═════ GIVEN RECORDS ═════
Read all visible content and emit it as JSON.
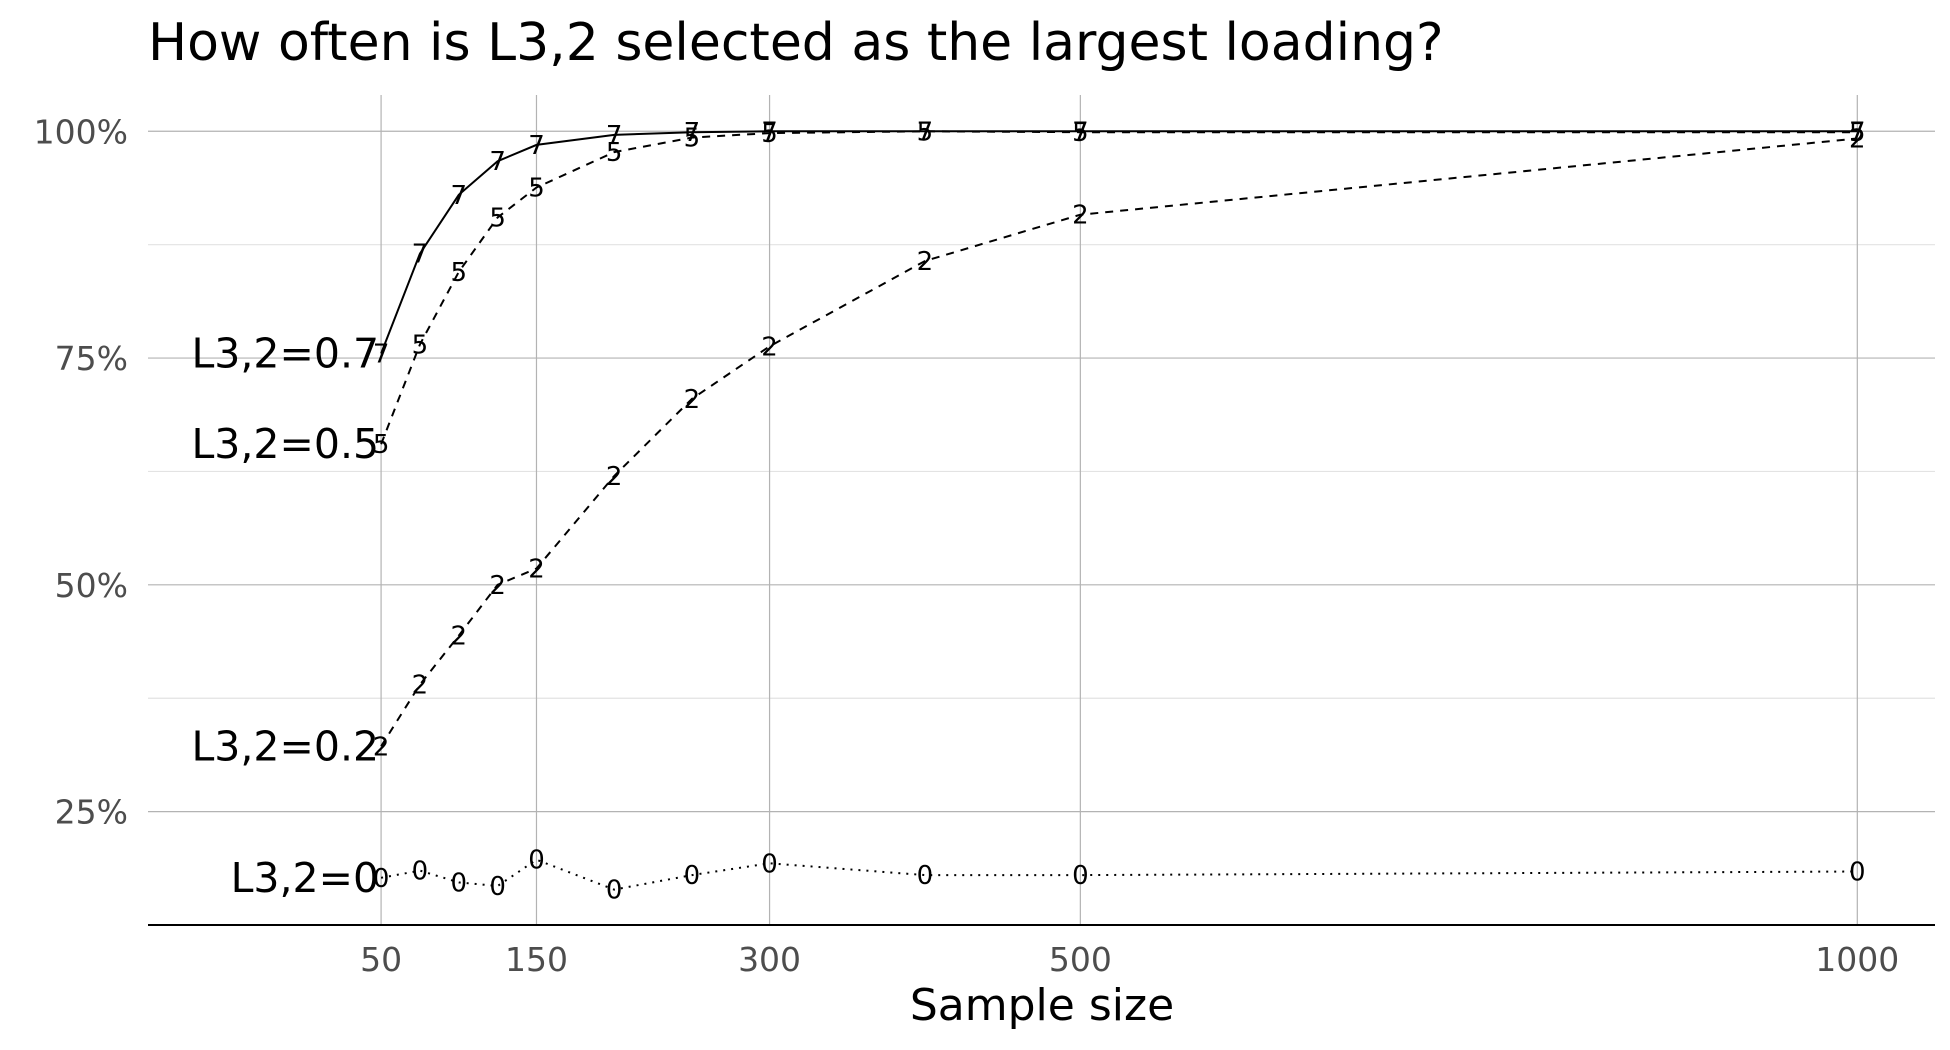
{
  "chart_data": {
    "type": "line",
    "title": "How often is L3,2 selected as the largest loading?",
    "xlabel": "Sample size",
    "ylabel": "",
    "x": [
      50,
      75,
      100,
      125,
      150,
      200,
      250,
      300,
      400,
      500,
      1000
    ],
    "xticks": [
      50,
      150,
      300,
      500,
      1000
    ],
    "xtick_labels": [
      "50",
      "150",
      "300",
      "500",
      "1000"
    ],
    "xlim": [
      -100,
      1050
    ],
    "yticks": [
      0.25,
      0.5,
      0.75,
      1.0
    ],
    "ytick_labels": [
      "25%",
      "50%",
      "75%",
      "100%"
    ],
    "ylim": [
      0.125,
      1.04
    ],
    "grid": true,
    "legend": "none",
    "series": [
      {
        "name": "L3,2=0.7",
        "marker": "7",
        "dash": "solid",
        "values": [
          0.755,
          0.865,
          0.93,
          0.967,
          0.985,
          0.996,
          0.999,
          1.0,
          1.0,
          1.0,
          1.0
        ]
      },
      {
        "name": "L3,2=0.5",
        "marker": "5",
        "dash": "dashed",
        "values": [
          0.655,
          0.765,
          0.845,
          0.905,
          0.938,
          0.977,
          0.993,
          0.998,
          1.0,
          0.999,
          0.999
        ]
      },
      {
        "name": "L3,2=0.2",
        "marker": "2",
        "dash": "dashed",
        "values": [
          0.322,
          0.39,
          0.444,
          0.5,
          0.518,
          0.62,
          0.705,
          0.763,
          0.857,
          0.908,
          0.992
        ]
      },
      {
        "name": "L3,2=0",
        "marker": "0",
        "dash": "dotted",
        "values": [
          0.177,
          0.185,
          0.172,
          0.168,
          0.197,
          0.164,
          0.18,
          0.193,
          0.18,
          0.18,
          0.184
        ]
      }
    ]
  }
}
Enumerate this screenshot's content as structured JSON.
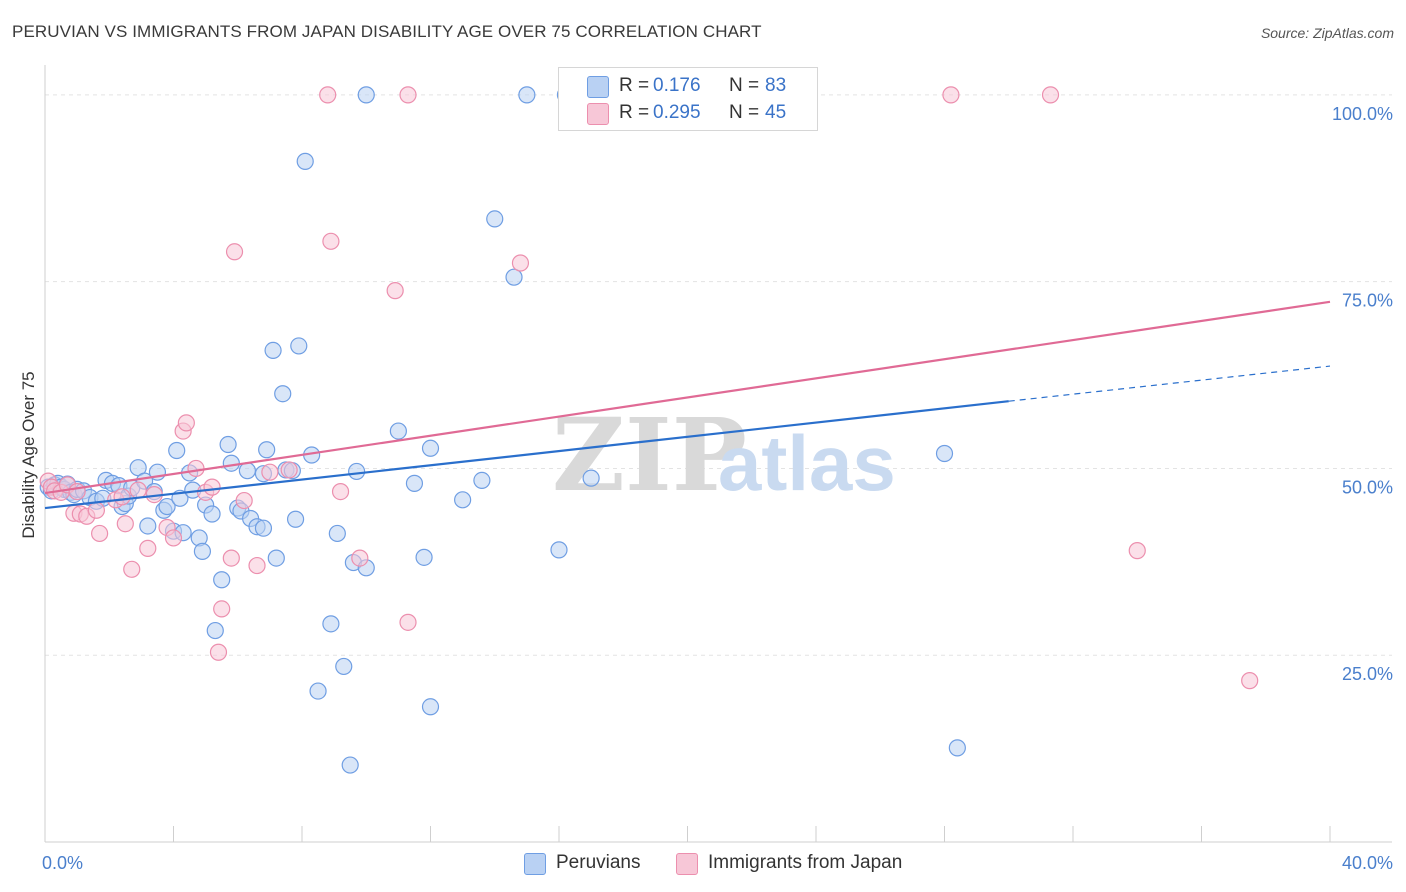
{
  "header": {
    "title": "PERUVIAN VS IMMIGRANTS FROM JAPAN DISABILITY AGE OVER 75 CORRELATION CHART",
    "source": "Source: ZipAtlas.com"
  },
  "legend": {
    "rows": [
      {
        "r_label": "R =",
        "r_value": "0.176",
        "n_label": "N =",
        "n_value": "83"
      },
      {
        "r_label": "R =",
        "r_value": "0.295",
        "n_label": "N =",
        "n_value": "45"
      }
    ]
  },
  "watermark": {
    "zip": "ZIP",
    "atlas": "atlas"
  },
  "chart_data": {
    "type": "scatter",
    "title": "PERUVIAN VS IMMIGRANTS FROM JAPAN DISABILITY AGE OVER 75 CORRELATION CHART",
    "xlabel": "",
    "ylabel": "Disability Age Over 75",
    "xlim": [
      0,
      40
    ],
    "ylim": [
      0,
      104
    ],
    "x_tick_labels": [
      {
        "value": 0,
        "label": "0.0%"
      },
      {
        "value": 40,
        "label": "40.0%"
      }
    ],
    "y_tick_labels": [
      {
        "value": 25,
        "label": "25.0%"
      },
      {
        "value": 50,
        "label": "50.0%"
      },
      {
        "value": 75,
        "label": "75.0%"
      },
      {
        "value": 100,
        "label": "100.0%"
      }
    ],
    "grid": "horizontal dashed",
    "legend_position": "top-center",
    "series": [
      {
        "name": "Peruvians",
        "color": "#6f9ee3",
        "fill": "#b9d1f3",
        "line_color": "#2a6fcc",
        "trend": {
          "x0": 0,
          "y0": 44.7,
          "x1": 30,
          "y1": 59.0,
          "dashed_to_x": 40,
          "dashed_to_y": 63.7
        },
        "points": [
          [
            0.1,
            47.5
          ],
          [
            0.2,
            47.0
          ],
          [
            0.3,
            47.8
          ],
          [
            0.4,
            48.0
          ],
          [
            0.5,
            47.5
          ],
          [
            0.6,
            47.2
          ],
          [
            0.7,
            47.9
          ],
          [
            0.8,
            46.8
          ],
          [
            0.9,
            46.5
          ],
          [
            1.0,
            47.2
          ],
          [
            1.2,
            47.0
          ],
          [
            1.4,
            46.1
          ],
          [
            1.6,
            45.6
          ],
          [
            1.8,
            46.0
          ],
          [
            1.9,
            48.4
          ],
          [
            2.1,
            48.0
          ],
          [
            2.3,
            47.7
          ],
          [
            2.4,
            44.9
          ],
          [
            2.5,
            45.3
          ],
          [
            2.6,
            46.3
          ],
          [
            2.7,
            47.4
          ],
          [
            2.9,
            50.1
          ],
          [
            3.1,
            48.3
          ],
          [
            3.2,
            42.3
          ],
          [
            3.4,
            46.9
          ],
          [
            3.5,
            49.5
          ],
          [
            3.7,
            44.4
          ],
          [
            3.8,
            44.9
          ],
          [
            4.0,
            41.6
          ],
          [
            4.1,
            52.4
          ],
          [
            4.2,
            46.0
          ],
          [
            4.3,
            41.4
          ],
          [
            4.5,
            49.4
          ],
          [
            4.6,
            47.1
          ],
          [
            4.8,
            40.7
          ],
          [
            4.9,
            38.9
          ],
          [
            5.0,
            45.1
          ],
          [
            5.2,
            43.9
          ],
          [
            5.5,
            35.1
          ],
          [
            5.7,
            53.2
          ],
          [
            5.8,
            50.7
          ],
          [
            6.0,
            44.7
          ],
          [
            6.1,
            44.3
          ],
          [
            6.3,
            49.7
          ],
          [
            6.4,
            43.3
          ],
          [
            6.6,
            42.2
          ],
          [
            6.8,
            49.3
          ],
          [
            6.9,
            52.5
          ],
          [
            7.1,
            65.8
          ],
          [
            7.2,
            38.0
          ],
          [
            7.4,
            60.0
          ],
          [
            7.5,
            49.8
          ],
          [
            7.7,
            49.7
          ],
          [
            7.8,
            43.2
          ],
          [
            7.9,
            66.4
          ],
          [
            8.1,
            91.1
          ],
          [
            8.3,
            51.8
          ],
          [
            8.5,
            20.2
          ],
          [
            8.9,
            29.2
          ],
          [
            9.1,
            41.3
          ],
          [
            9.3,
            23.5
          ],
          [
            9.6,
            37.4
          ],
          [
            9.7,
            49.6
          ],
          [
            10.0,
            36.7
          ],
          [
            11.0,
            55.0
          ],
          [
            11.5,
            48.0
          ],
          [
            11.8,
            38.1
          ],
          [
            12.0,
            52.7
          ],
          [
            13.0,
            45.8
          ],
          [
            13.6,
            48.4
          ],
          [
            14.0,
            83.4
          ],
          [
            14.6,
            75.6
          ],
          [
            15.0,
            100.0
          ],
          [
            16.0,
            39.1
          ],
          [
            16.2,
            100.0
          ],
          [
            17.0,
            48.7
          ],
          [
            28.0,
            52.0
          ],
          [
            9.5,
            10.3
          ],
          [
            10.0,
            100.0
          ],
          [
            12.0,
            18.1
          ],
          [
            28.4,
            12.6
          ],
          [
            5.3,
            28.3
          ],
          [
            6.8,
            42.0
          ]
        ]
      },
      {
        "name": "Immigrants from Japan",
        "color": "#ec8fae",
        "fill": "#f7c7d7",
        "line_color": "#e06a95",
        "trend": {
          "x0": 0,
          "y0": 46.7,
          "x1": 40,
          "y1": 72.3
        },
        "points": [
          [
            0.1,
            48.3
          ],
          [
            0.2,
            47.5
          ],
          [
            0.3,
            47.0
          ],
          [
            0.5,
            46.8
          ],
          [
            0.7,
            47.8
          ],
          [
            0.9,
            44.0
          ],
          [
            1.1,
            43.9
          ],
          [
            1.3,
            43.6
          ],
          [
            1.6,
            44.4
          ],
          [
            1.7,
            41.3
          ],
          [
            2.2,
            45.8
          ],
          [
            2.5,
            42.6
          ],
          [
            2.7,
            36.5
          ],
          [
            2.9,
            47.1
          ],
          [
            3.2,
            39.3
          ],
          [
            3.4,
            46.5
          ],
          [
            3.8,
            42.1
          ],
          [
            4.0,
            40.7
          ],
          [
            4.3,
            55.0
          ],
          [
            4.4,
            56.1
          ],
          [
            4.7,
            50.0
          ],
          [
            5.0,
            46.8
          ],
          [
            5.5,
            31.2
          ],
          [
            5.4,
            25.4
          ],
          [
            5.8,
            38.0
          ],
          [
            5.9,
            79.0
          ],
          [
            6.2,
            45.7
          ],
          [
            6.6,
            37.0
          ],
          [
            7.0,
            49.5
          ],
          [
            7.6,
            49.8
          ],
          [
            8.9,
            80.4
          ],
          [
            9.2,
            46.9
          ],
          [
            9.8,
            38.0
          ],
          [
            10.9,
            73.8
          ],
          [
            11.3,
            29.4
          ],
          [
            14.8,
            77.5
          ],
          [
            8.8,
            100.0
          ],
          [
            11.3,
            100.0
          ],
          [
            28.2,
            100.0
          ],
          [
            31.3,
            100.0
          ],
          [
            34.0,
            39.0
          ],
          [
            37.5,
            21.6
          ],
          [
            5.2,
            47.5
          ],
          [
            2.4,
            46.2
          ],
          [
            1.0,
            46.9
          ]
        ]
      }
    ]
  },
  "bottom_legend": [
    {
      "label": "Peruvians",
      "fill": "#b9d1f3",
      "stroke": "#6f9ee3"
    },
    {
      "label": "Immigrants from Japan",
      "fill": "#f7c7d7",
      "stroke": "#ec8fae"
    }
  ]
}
═════
> PROBLEM TO WORK ON: Look through the listing above. Pick out each line with "fill" and copy it.

> RIGHT ANSWER:
        "fill": "#b9d1f3",
        "fill": "#f7c7d7",
      "fill": "#b9d1f3",
      "fill": "#f7c7d7",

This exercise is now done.